Your objective
Search the listing below for "title". Copy each matching line.

Entries provided
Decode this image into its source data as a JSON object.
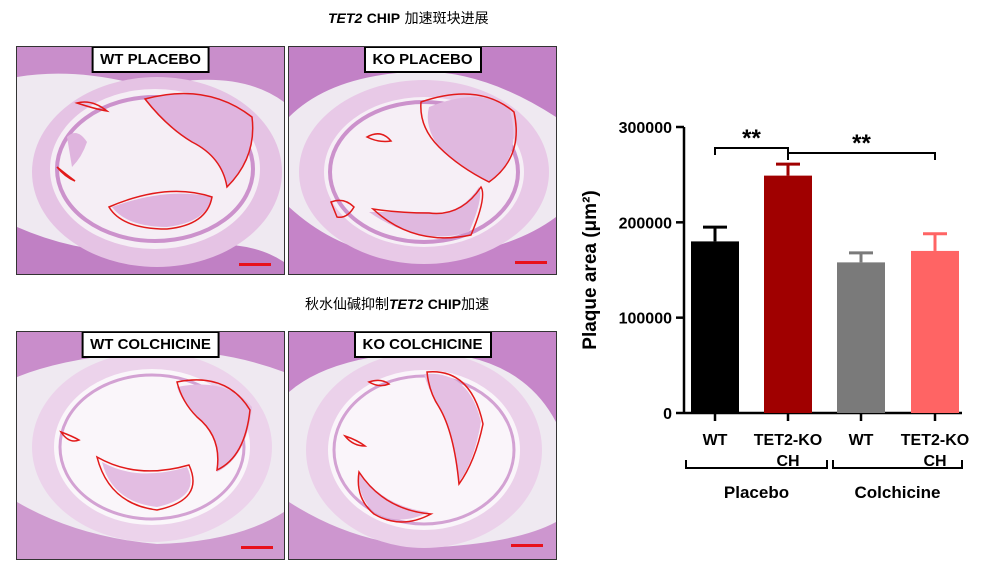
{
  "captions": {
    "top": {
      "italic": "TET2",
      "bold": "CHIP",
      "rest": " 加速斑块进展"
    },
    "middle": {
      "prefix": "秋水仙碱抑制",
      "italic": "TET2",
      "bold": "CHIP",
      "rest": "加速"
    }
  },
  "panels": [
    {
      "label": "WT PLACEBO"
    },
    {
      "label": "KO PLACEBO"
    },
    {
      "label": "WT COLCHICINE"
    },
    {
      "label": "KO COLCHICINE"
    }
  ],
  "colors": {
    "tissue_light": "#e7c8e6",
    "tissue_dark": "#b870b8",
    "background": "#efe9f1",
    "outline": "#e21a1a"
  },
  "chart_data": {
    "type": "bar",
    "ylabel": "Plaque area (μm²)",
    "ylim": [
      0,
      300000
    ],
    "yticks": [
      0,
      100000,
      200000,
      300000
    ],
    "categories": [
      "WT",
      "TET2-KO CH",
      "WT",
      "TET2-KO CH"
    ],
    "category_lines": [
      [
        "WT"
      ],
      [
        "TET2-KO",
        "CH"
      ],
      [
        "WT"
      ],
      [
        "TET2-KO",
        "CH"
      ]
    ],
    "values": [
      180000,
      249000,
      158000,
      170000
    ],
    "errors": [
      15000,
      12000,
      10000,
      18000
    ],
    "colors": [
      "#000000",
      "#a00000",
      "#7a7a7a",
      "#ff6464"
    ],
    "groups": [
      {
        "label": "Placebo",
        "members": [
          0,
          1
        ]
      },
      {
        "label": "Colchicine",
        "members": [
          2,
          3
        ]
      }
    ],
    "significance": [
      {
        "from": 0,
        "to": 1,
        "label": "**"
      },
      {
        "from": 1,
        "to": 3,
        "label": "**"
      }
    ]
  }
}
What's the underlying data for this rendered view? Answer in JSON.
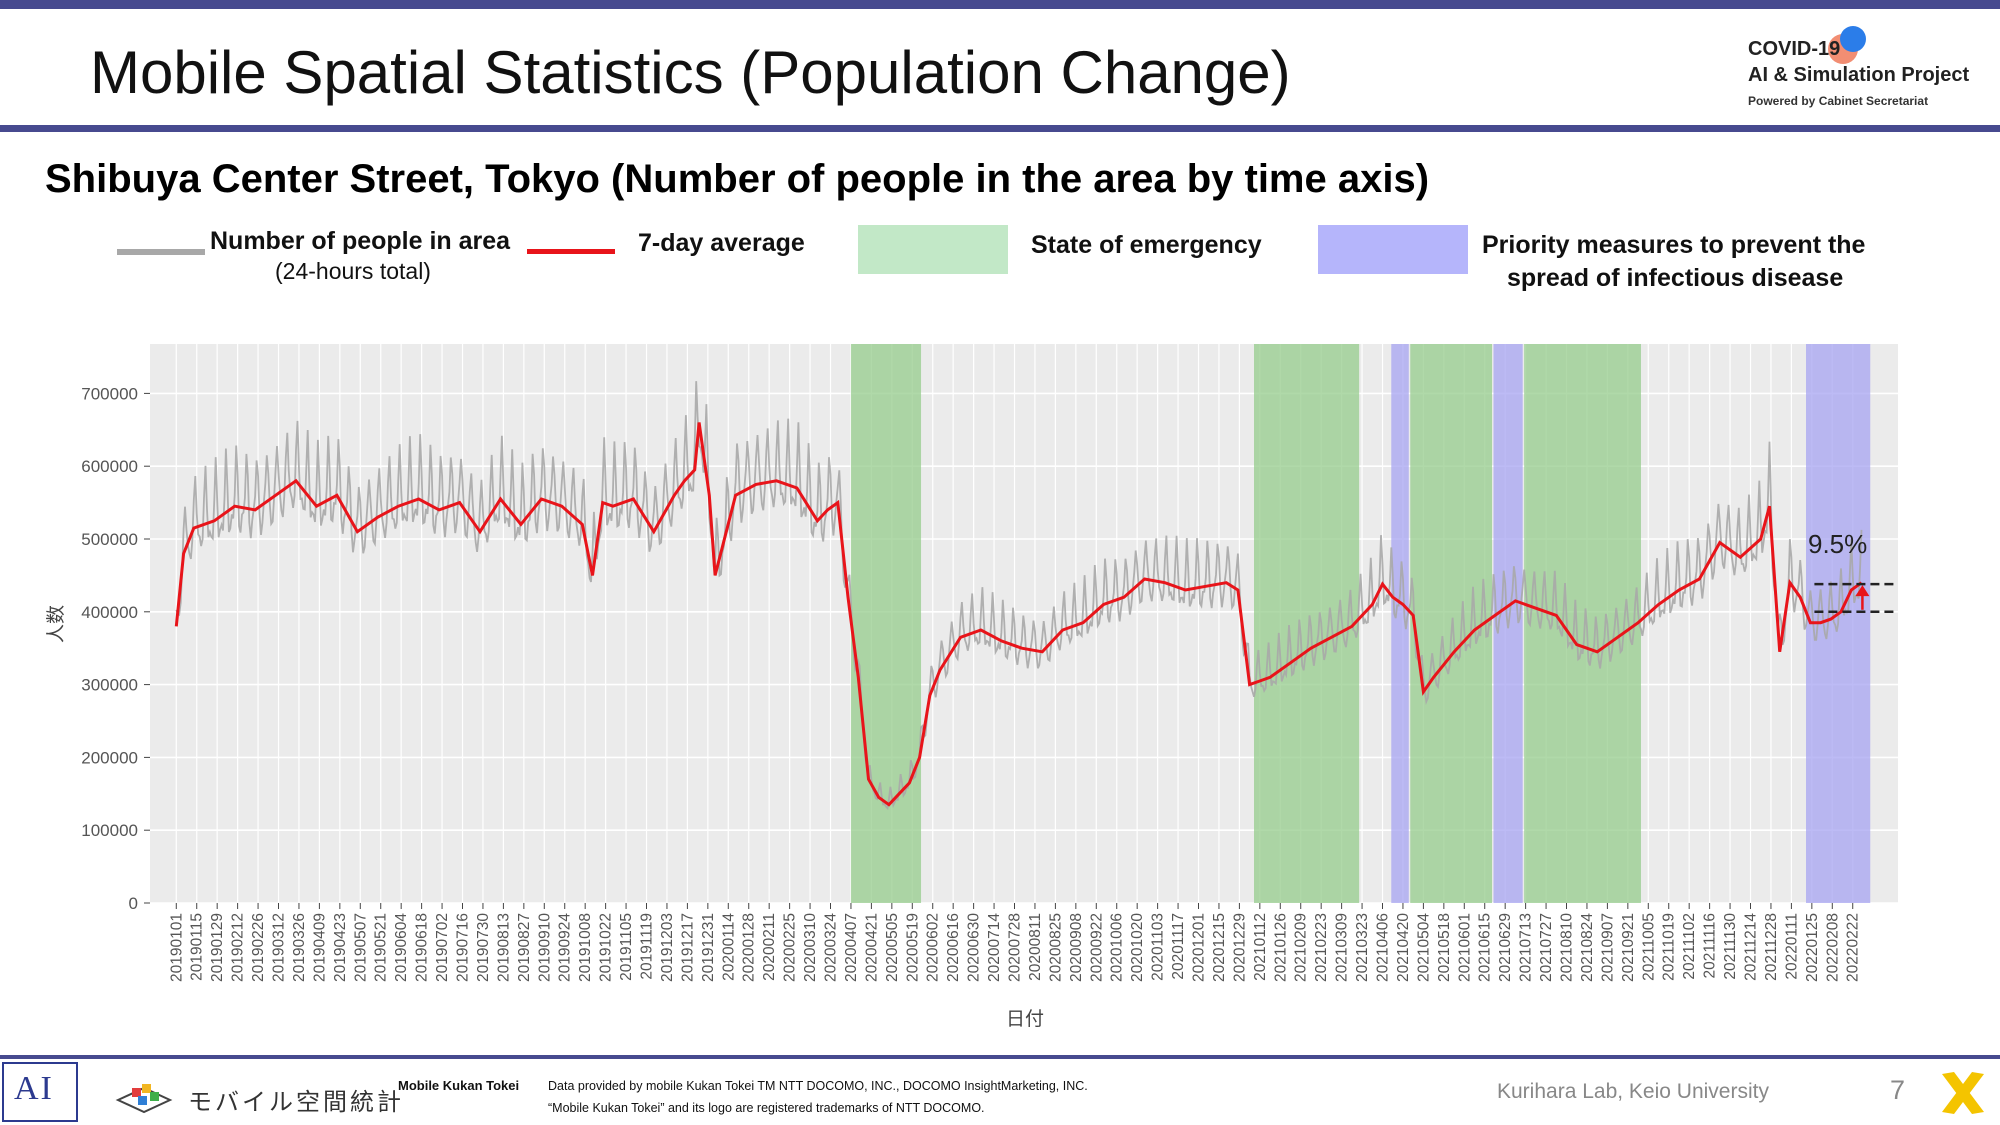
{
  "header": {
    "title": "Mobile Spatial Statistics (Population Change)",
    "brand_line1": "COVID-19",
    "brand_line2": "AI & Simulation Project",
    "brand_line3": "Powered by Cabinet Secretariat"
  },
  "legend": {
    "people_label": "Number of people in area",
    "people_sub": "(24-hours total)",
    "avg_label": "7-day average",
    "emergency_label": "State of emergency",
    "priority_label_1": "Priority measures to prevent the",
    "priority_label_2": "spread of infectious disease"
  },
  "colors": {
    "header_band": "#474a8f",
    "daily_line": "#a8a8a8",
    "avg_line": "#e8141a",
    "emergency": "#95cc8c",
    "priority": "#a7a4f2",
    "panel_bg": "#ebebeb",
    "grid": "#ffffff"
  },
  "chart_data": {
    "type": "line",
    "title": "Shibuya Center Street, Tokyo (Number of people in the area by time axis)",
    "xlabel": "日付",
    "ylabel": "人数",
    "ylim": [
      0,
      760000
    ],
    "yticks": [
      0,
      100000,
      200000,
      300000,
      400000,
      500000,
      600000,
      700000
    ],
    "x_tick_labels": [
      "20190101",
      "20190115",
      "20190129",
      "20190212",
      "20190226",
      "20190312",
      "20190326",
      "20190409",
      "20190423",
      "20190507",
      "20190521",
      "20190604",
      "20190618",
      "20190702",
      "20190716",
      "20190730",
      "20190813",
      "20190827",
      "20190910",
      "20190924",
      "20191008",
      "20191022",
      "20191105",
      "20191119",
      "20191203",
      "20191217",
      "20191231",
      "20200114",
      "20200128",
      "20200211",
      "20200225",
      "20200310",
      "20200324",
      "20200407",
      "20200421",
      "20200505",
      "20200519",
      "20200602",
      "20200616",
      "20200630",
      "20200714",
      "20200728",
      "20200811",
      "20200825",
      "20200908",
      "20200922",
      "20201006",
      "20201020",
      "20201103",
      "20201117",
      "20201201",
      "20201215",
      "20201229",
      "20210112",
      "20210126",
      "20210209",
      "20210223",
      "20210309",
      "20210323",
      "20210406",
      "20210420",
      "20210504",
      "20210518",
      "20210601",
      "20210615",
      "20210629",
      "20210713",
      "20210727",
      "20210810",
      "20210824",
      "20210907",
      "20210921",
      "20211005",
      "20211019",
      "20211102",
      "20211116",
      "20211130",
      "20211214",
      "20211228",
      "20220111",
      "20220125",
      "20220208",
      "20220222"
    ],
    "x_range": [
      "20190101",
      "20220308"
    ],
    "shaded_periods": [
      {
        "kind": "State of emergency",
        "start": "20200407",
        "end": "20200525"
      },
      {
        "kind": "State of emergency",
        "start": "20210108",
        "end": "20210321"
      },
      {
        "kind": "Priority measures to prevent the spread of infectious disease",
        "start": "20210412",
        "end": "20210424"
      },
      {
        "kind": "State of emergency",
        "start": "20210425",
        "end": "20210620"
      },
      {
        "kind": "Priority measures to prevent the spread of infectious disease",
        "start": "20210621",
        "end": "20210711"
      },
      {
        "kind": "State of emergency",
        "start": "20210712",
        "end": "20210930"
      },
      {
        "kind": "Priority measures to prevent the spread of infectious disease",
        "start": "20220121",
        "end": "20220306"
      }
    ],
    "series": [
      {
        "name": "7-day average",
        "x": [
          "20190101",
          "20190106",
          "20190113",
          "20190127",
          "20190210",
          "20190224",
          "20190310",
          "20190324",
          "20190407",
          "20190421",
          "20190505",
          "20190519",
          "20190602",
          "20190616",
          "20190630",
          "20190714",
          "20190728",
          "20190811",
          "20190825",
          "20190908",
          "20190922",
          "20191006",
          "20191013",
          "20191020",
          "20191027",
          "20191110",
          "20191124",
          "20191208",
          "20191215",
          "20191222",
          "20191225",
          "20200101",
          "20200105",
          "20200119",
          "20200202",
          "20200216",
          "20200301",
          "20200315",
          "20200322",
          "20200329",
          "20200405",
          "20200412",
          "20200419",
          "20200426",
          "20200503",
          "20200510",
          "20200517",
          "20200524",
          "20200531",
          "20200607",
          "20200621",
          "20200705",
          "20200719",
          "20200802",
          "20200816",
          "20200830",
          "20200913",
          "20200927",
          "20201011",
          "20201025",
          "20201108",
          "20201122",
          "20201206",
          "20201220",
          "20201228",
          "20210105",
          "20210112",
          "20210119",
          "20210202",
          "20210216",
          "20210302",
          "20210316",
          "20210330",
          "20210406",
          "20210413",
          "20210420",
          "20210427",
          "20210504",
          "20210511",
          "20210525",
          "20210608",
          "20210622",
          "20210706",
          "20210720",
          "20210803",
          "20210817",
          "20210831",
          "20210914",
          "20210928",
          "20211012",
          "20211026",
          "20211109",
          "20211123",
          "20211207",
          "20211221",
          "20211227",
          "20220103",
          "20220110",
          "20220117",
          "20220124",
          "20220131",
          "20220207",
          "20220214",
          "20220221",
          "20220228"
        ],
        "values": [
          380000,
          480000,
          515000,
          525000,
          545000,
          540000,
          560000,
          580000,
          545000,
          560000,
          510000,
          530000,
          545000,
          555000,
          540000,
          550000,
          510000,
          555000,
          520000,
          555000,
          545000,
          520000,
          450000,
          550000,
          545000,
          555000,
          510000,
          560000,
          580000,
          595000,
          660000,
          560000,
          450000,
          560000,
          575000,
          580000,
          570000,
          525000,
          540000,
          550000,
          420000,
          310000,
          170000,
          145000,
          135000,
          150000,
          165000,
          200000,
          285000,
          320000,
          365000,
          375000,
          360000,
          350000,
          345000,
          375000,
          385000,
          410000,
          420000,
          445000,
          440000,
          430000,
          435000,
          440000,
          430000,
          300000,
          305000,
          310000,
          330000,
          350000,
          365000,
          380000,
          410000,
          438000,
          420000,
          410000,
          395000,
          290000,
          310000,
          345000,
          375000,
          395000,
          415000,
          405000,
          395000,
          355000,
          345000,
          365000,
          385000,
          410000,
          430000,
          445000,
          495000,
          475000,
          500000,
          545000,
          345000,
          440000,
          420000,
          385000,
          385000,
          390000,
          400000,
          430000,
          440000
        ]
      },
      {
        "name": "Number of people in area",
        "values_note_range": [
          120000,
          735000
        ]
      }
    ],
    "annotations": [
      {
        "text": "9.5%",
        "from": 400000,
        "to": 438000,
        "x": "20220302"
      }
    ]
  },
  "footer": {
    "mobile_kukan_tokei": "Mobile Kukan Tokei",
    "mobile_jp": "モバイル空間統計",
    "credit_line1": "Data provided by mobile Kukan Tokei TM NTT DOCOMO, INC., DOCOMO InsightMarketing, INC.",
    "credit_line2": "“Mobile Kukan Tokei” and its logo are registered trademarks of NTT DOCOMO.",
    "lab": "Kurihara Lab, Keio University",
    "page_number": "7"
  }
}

Written reply
    "title": "Mobile Spatial Statistics (Population Change)",
    "title": "Shibuya Center Street, Tokyo (Number of people in the area by time axis)",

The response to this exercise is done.